Records that describe figures
Begin

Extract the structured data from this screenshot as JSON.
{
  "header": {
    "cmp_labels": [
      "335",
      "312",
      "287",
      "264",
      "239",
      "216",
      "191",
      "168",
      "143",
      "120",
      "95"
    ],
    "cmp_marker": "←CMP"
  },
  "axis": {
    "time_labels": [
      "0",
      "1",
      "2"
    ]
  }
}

End

What you should do | Output the data above exactly, please, line for line.

Exercise result |
Extract the structured data from this screenshot as JSON.
{
  "header": {
    "cmp_labels": [
      "335",
      "312",
      "287",
      "264",
      "239",
      "216",
      "191",
      "168",
      "143",
      "120",
      "95"
    ],
    "cmp_marker": "←CMP"
  },
  "axis": {
    "time_labels": [
      "0",
      "1",
      "2"
    ]
  }
}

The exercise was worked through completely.